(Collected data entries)
|---|

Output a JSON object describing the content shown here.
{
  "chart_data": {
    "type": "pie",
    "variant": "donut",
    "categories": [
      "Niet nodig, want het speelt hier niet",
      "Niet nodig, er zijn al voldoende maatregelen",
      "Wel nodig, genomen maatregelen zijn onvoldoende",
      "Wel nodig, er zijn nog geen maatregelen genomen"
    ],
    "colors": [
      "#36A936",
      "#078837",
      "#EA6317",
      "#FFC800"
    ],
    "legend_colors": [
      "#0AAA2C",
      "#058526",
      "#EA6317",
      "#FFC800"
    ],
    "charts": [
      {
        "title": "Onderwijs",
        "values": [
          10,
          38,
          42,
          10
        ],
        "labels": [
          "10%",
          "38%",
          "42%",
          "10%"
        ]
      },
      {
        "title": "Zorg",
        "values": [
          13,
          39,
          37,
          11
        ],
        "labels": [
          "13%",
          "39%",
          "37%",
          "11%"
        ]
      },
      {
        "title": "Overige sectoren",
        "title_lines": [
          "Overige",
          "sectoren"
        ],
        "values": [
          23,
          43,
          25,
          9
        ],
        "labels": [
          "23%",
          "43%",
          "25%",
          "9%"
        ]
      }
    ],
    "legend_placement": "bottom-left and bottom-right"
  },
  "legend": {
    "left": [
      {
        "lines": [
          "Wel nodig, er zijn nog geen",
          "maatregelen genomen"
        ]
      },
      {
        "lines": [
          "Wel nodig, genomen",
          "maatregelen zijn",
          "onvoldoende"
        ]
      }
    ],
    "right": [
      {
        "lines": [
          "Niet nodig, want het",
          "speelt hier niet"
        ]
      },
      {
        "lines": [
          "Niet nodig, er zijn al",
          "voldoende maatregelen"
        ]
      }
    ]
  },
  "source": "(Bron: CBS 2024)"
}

|---|

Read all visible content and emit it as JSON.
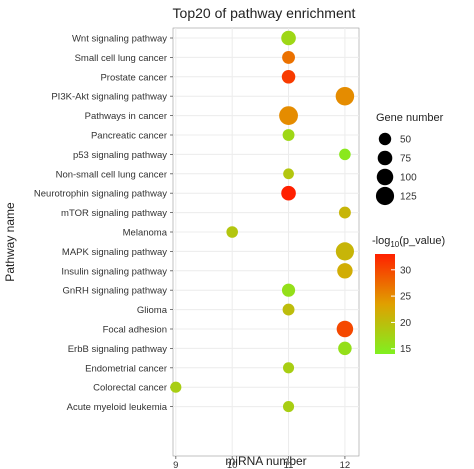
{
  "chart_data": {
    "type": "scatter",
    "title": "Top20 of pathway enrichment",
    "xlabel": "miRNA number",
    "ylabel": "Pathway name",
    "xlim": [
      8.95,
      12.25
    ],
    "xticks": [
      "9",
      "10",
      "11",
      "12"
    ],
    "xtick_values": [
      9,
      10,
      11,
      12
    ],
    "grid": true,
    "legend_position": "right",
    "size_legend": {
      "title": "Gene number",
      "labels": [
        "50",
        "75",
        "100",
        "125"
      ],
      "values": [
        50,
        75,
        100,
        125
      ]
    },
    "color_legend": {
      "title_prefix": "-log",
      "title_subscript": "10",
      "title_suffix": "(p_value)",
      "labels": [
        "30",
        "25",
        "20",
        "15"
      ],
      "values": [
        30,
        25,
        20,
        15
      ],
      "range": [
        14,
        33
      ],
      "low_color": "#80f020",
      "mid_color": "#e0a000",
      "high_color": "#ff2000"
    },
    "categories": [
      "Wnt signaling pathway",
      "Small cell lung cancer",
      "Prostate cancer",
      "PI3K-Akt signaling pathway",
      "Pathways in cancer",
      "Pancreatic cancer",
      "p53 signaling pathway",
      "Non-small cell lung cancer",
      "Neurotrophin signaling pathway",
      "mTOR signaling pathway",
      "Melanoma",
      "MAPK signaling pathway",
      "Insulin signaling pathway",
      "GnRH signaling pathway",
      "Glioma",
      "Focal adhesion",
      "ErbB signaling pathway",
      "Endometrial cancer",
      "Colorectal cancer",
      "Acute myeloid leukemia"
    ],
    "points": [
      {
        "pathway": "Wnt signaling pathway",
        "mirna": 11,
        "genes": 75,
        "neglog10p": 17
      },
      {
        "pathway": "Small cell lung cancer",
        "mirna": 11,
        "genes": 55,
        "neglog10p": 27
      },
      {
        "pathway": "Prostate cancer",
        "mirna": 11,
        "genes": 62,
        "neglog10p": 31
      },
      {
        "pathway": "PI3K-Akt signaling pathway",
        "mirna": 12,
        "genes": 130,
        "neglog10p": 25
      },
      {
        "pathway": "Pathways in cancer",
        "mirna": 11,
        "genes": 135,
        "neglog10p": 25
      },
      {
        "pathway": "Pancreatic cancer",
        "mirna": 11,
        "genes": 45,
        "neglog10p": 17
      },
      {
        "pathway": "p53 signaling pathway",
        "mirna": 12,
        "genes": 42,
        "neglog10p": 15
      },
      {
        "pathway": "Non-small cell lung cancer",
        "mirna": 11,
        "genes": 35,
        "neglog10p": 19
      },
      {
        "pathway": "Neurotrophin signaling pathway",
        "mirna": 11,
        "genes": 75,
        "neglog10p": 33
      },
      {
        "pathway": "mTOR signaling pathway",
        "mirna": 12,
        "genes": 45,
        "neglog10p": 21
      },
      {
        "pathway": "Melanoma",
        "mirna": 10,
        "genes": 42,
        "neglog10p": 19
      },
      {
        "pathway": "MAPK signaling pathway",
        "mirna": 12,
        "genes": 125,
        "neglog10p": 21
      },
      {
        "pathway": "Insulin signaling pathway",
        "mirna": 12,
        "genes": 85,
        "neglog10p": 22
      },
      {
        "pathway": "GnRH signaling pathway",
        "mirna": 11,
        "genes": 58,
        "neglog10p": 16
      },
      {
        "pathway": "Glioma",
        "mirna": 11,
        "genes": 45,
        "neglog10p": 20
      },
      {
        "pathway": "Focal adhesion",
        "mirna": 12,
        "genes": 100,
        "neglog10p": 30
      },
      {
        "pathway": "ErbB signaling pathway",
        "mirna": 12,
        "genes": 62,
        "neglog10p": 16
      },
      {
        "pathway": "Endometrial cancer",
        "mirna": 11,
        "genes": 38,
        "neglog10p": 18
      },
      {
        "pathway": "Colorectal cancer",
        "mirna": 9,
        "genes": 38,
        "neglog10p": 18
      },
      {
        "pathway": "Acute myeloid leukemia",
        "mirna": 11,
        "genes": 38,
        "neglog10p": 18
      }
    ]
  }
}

|---|

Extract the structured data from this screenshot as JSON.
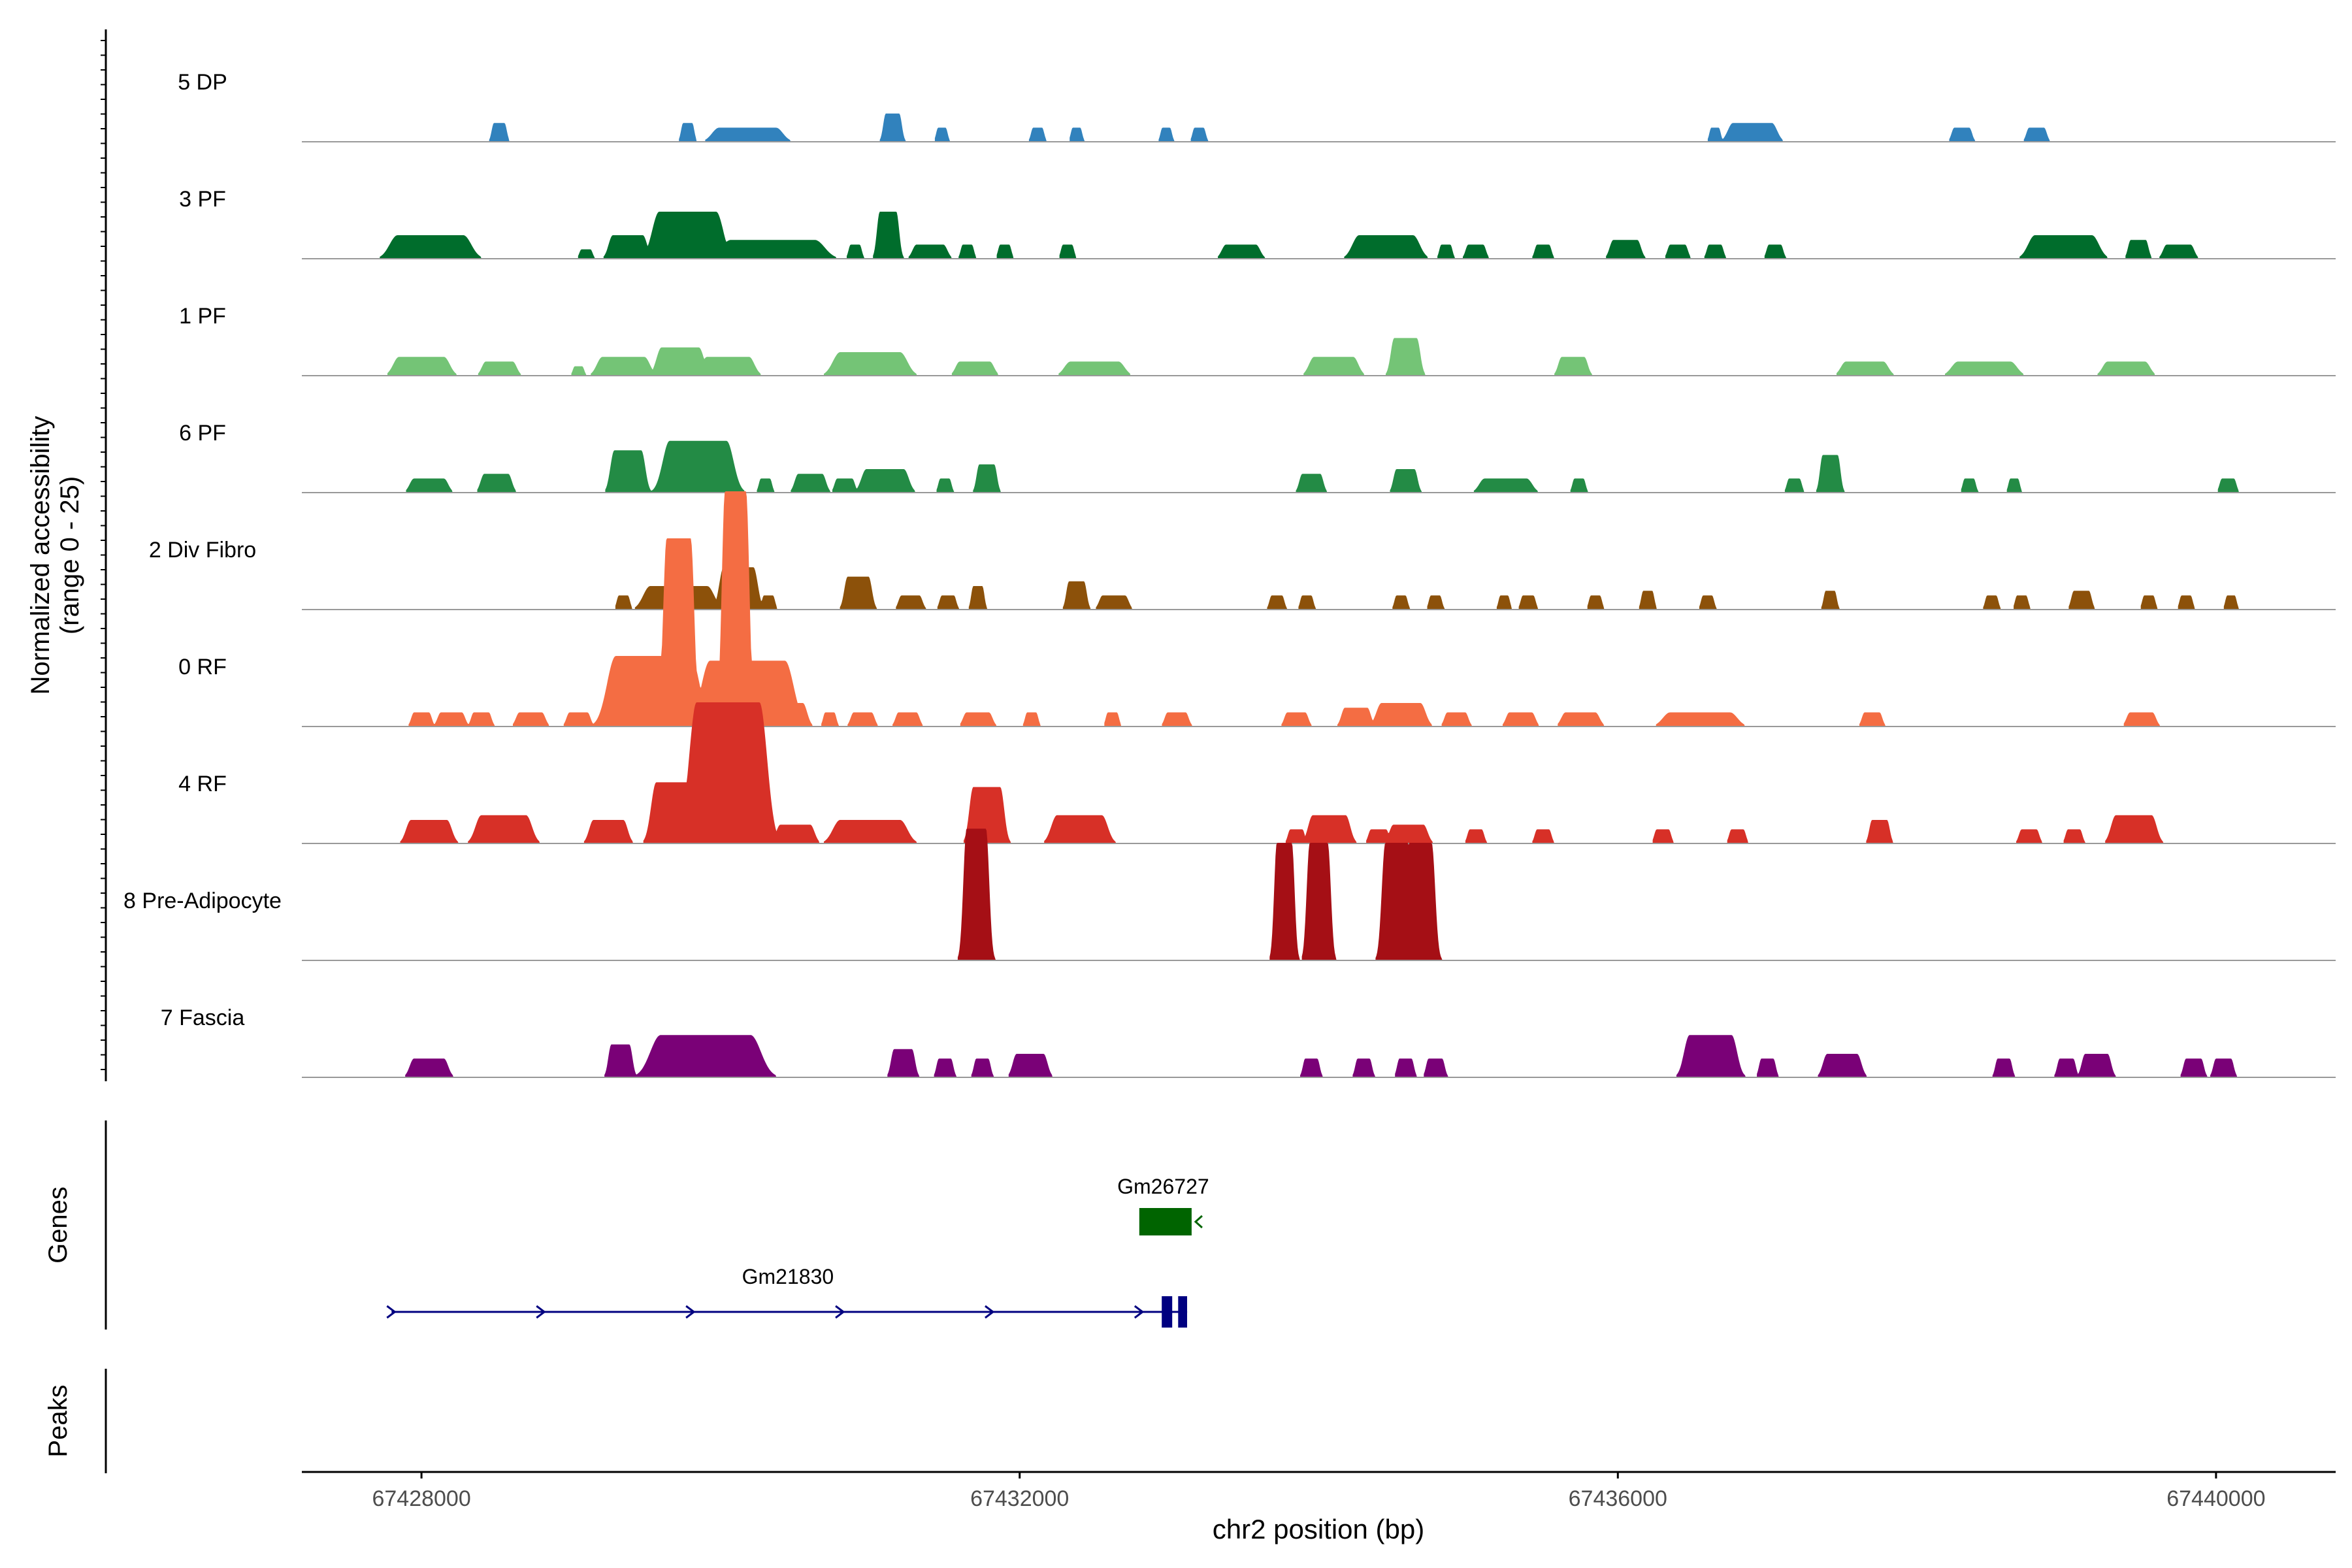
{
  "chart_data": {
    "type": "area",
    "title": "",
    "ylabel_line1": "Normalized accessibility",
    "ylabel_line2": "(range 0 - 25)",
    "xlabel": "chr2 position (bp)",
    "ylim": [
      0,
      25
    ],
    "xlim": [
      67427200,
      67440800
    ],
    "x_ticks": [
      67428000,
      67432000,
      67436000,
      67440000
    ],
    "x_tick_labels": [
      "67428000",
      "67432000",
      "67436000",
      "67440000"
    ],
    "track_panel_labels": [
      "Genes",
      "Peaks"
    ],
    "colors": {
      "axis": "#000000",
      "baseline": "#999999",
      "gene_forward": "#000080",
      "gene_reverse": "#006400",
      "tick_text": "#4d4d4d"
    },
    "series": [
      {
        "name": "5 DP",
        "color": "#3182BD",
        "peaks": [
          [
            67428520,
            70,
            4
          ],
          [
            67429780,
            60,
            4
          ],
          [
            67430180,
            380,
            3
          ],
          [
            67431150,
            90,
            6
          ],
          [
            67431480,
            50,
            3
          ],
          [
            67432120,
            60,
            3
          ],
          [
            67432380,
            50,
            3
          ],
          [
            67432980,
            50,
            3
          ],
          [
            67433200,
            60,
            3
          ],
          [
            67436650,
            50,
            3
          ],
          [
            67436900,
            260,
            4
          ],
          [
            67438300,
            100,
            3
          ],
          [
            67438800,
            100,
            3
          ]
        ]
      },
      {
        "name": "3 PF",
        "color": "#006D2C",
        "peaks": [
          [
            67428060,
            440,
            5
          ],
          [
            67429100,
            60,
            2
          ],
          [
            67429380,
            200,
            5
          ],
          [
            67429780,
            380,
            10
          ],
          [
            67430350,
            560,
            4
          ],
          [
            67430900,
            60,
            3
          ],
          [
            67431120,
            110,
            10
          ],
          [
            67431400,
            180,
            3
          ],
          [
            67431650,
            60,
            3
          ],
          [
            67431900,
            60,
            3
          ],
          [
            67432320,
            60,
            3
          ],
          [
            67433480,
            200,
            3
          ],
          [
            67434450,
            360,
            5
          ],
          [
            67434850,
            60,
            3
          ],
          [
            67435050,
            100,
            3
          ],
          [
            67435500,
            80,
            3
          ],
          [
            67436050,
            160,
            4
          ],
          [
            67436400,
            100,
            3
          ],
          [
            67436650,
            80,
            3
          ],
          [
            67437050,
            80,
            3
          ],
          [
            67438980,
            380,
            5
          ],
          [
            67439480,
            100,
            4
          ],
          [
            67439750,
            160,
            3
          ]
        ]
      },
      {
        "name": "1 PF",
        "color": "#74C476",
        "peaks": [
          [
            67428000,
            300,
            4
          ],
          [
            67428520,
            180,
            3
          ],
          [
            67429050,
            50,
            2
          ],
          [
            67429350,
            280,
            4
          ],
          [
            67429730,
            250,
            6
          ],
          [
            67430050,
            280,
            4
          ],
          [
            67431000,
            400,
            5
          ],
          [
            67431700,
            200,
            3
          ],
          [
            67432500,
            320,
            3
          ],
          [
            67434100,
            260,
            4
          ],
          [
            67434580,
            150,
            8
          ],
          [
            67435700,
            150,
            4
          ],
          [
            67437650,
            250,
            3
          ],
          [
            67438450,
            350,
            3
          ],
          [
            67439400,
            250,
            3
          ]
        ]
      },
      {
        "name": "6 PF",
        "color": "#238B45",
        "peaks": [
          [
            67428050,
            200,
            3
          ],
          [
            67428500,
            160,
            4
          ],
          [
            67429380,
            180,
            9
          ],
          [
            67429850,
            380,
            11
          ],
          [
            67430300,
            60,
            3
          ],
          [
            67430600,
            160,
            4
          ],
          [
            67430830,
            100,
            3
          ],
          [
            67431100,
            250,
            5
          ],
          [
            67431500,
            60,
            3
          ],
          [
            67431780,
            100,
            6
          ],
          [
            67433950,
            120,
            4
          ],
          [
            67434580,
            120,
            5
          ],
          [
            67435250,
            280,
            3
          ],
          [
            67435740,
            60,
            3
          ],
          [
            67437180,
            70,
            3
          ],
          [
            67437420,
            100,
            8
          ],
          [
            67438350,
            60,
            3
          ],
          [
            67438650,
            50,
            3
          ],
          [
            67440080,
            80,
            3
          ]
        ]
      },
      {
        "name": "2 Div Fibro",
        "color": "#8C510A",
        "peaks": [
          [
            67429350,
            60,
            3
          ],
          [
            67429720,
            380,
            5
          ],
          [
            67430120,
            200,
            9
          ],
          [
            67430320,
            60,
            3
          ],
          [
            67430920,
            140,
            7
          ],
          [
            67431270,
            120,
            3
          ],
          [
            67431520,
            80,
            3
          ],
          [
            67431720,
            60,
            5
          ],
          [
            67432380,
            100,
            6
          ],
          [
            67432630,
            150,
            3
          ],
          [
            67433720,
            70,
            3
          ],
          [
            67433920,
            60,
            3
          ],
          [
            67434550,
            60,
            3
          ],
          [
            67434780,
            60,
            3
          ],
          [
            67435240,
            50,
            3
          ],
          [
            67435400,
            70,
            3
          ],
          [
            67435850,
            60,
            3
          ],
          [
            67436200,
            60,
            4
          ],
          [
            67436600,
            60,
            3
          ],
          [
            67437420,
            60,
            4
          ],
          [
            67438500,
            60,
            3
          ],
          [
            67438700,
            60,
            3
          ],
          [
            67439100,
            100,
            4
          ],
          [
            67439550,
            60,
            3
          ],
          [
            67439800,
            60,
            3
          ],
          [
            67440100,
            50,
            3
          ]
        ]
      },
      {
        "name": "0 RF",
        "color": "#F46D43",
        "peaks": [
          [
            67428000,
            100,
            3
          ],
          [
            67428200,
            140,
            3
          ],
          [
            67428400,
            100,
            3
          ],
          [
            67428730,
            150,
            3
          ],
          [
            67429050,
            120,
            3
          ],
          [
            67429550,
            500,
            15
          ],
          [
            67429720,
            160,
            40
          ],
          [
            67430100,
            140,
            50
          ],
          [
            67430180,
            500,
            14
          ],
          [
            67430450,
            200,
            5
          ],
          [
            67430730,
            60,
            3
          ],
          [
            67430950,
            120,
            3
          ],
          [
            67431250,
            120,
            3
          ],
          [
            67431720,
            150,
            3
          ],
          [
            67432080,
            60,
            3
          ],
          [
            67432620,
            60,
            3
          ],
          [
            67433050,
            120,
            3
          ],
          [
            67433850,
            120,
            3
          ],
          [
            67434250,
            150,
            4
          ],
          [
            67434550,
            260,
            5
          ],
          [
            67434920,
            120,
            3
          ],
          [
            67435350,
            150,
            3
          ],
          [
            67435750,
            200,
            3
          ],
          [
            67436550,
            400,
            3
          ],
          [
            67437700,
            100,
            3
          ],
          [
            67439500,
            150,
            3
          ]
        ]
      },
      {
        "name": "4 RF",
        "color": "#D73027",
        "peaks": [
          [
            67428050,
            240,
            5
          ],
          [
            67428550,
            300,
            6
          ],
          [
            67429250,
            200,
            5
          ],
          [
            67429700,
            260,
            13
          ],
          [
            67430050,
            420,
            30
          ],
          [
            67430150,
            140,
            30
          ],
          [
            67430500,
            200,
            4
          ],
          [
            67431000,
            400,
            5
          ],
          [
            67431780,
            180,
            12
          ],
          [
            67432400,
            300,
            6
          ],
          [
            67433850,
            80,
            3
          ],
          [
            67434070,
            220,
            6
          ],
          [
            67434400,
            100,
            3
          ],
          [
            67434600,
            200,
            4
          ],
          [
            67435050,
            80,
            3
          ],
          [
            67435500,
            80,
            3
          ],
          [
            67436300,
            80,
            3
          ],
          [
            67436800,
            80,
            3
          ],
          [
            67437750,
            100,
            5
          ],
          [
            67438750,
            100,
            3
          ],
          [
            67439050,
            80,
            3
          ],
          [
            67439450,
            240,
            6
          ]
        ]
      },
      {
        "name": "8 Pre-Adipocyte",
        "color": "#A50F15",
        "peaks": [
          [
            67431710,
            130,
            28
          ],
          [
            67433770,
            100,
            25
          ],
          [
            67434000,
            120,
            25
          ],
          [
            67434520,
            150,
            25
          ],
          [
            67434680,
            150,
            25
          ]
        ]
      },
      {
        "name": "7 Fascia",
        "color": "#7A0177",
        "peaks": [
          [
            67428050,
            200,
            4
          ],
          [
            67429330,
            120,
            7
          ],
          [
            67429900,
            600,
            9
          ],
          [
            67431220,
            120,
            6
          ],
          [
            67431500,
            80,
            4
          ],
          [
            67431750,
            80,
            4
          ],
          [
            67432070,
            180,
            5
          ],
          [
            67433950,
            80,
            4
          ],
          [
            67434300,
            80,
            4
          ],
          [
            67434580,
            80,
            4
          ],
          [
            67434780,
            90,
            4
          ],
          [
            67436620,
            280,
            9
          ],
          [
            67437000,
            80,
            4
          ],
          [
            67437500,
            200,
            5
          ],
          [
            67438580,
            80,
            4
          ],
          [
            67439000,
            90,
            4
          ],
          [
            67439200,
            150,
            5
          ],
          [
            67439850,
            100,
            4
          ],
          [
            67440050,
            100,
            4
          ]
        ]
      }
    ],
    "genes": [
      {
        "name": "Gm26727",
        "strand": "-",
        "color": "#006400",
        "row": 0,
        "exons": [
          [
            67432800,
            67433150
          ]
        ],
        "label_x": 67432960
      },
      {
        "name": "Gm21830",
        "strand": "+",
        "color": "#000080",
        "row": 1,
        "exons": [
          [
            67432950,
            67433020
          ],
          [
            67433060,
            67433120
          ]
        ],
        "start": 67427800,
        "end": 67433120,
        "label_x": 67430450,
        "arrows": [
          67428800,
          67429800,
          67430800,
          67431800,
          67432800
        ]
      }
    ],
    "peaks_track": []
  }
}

|---|

Your goal: Scan the lines above for "name", then copy every one that has it.

Task output:
    "ylabel": "Pathway name",
        "name": "5 DP",
        "name": "3 PF",
        "name": "1 PF",
        "name": "6 PF",
        "name": "2 Div Fibro",
        "name": "0 RF",
        "name": "4 RF",
        "name": "8 Pre-Adipocyte",
        "name": "7 Fascia",
        "name": "Gm26727",
        "name": "Gm21830",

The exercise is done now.